THE TASK:
Copy each record exactly as it reads, leaving out any pictures it holds.

- - - -

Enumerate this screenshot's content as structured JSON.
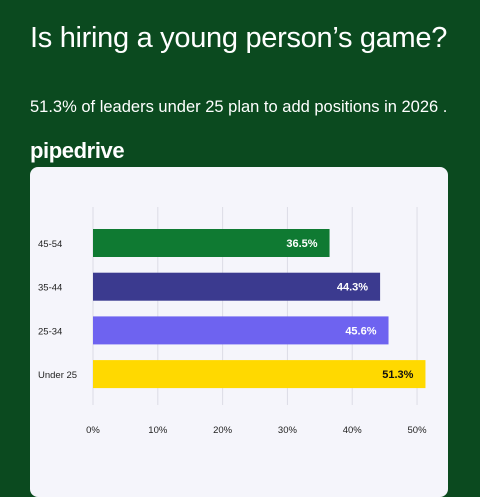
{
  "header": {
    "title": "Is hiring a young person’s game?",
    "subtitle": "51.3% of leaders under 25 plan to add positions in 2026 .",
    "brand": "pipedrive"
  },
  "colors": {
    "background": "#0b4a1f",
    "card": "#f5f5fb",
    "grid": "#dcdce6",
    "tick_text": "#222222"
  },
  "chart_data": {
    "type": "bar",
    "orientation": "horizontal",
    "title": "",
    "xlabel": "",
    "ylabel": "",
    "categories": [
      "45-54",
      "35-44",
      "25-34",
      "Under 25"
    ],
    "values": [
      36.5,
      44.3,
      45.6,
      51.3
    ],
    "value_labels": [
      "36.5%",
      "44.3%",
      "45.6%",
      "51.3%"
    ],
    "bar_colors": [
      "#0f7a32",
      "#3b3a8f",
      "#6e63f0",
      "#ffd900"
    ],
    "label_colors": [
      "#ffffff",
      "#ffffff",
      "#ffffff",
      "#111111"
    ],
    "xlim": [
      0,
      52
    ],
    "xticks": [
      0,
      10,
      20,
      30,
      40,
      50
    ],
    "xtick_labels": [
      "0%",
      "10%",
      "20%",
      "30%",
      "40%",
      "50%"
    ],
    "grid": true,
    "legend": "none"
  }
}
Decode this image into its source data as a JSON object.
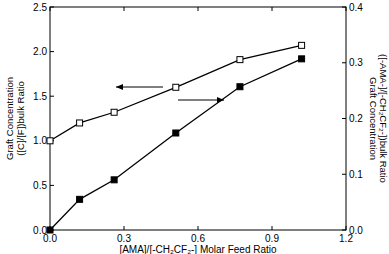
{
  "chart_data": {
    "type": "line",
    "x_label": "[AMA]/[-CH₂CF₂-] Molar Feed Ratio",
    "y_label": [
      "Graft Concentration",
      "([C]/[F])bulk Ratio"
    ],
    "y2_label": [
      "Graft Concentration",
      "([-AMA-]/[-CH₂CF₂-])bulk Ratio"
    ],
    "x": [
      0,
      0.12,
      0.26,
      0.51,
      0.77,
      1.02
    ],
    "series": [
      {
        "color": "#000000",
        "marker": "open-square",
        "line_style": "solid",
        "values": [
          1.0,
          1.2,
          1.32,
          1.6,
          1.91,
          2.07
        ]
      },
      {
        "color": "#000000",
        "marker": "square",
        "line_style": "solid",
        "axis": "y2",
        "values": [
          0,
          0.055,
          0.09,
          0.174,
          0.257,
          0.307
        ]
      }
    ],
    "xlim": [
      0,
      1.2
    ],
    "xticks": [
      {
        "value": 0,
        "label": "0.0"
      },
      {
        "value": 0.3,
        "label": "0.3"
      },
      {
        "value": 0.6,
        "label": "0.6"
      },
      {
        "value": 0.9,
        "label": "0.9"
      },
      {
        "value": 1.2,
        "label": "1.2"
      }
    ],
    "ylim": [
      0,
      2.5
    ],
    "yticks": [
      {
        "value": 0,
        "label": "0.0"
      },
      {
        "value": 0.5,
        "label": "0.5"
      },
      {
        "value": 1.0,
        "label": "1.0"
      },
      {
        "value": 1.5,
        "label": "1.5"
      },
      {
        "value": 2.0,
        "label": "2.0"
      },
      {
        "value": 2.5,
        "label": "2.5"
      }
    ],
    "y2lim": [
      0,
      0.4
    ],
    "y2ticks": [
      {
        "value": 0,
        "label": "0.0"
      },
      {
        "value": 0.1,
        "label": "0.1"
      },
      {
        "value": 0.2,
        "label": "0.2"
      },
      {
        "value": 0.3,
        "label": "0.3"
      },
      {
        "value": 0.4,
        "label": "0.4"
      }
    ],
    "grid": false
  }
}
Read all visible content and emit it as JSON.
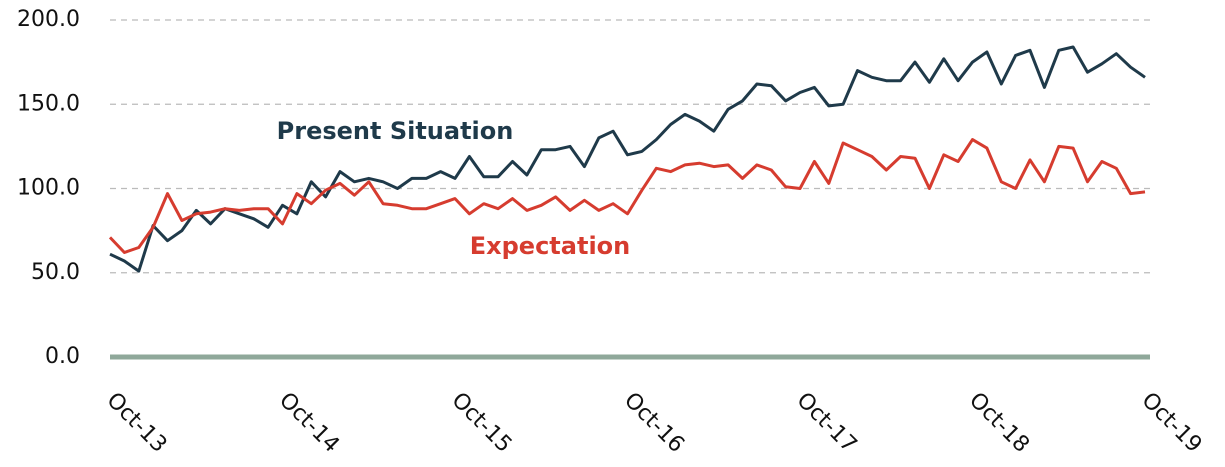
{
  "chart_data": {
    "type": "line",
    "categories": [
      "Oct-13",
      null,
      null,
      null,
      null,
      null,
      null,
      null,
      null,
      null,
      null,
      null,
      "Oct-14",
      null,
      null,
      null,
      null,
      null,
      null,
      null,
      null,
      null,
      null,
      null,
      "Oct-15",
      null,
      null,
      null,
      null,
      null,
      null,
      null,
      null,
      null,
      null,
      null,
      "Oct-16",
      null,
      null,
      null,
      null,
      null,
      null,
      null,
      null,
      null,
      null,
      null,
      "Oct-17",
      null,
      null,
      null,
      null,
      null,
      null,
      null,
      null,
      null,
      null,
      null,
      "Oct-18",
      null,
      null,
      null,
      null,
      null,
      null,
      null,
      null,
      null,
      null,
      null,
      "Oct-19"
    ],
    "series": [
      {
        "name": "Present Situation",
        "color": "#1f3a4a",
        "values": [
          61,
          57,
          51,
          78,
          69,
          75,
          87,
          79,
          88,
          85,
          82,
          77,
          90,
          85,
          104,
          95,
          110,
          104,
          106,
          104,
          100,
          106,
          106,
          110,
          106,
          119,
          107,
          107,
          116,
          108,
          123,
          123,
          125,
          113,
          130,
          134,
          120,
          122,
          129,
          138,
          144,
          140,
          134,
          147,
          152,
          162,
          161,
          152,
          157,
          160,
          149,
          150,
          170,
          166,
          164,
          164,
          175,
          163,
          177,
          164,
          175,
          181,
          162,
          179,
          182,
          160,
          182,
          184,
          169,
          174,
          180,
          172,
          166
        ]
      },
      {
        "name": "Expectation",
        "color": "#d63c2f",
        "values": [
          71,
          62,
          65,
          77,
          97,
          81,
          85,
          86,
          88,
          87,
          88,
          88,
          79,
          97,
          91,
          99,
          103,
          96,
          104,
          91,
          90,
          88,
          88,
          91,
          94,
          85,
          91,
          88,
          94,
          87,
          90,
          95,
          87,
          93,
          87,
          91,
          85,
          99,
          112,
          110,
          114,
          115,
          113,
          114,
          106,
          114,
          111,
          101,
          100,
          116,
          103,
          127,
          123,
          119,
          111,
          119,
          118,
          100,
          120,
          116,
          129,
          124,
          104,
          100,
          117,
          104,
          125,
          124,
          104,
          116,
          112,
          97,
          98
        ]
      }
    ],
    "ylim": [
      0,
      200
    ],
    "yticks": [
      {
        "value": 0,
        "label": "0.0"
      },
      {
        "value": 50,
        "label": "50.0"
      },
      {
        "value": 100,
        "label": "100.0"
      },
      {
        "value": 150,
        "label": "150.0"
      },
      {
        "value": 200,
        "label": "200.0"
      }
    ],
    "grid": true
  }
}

- - - -

RESPONSE:
Enumerate this screenshot's content as structured JSON.
{
  "header": {
    "title": "Is hiring a young person’s game?",
    "subtitle": "51.3% of leaders under 25 plan to add positions in 2026 .",
    "brand": "pipedrive"
  },
  "colors": {
    "background": "#0b4a1f",
    "card": "#f5f5fb",
    "grid": "#dcdce6",
    "tick_text": "#222222"
  },
  "chart_data": {
    "type": "bar",
    "orientation": "horizontal",
    "title": "",
    "xlabel": "",
    "ylabel": "",
    "categories": [
      "45-54",
      "35-44",
      "25-34",
      "Under 25"
    ],
    "values": [
      36.5,
      44.3,
      45.6,
      51.3
    ],
    "value_labels": [
      "36.5%",
      "44.3%",
      "45.6%",
      "51.3%"
    ],
    "bar_colors": [
      "#0f7a32",
      "#3b3a8f",
      "#6e63f0",
      "#ffd900"
    ],
    "label_colors": [
      "#ffffff",
      "#ffffff",
      "#ffffff",
      "#111111"
    ],
    "xlim": [
      0,
      52
    ],
    "xticks": [
      0,
      10,
      20,
      30,
      40,
      50
    ],
    "xtick_labels": [
      "0%",
      "10%",
      "20%",
      "30%",
      "40%",
      "50%"
    ],
    "grid": true,
    "legend": "none"
  }
}
Decode this image into its source data as a JSON object.
{
  "chart_data": {
    "type": "line",
    "x_label": "[AMA]/[-CH₂CF₂-] Molar Feed Ratio",
    "y_label": [
      "Graft Concentration",
      "([C]/[F])bulk Ratio"
    ],
    "y2_label": [
      "Graft Concentration",
      "([-AMA-]/[-CH₂CF₂-])bulk Ratio"
    ],
    "x": [
      0,
      0.12,
      0.26,
      0.51,
      0.77,
      1.02
    ],
    "series": [
      {
        "color": "#000000",
        "marker": "open-square",
        "line_style": "solid",
        "values": [
          1.0,
          1.2,
          1.32,
          1.6,
          1.91,
          2.07
        ]
      },
      {
        "color": "#000000",
        "marker": "square",
        "line_style": "solid",
        "axis": "y2",
        "values": [
          0,
          0.055,
          0.09,
          0.174,
          0.257,
          0.307
        ]
      }
    ],
    "xlim": [
      0,
      1.2
    ],
    "xticks": [
      {
        "value": 0,
        "label": "0.0"
      },
      {
        "value": 0.3,
        "label": "0.3"
      },
      {
        "value": 0.6,
        "label": "0.6"
      },
      {
        "value": 0.9,
        "label": "0.9"
      },
      {
        "value": 1.2,
        "label": "1.2"
      }
    ],
    "ylim": [
      0,
      2.5
    ],
    "yticks": [
      {
        "value": 0,
        "label": "0.0"
      },
      {
        "value": 0.5,
        "label": "0.5"
      },
      {
        "value": 1.0,
        "label": "1.0"
      },
      {
        "value": 1.5,
        "label": "1.5"
      },
      {
        "value": 2.0,
        "label": "2.0"
      },
      {
        "value": 2.5,
        "label": "2.5"
      }
    ],
    "y2lim": [
      0,
      0.4
    ],
    "y2ticks": [
      {
        "value": 0,
        "label": "0.0"
      },
      {
        "value": 0.1,
        "label": "0.1"
      },
      {
        "value": 0.2,
        "label": "0.2"
      },
      {
        "value": 0.3,
        "label": "0.3"
      },
      {
        "value": 0.4,
        "label": "0.4"
      }
    ],
    "grid": false
  }
}
Read all visible content and emit it as JSON.
{
  "chart_data": {
    "type": "line",
    "categories": [
      "Oct-13",
      null,
      null,
      null,
      null,
      null,
      null,
      null,
      null,
      null,
      null,
      null,
      "Oct-14",
      null,
      null,
      null,
      null,
      null,
      null,
      null,
      null,
      null,
      null,
      null,
      "Oct-15",
      null,
      null,
      null,
      null,
      null,
      null,
      null,
      null,
      null,
      null,
      null,
      "Oct-16",
      null,
      null,
      null,
      null,
      null,
      null,
      null,
      null,
      null,
      null,
      null,
      "Oct-17",
      null,
      null,
      null,
      null,
      null,
      null,
      null,
      null,
      null,
      null,
      null,
      "Oct-18",
      null,
      null,
      null,
      null,
      null,
      null,
      null,
      null,
      null,
      null,
      null,
      "Oct-19"
    ],
    "series": [
      {
        "name": "Present Situation",
        "color": "#1f3a4a",
        "values": [
          61,
          57,
          51,
          78,
          69,
          75,
          87,
          79,
          88,
          85,
          82,
          77,
          90,
          85,
          104,
          95,
          110,
          104,
          106,
          104,
          100,
          106,
          106,
          110,
          106,
          119,
          107,
          107,
          116,
          108,
          123,
          123,
          125,
          113,
          130,
          134,
          120,
          122,
          129,
          138,
          144,
          140,
          134,
          147,
          152,
          162,
          161,
          152,
          157,
          160,
          149,
          150,
          170,
          166,
          164,
          164,
          175,
          163,
          177,
          164,
          175,
          181,
          162,
          179,
          182,
          160,
          182,
          184,
          169,
          174,
          180,
          172,
          166
        ]
      },
      {
        "name": "Expectation",
        "color": "#d63c2f",
        "values": [
          71,
          62,
          65,
          77,
          97,
          81,
          85,
          86,
          88,
          87,
          88,
          88,
          79,
          97,
          91,
          99,
          103,
          96,
          104,
          91,
          90,
          88,
          88,
          91,
          94,
          85,
          91,
          88,
          94,
          87,
          90,
          95,
          87,
          93,
          87,
          91,
          85,
          99,
          112,
          110,
          114,
          115,
          113,
          114,
          106,
          114,
          111,
          101,
          100,
          116,
          103,
          127,
          123,
          119,
          111,
          119,
          118,
          100,
          120,
          116,
          129,
          124,
          104,
          100,
          117,
          104,
          125,
          124,
          104,
          116,
          112,
          97,
          98
        ]
      }
    ],
    "ylim": [
      0,
      200
    ],
    "yticks": [
      {
        "value": 0,
        "label": "0.0"
      },
      {
        "value": 50,
        "label": "50.0"
      },
      {
        "value": 100,
        "label": "100.0"
      },
      {
        "value": 150,
        "label": "150.0"
      },
      {
        "value": 200,
        "label": "200.0"
      }
    ],
    "grid": true
  }
}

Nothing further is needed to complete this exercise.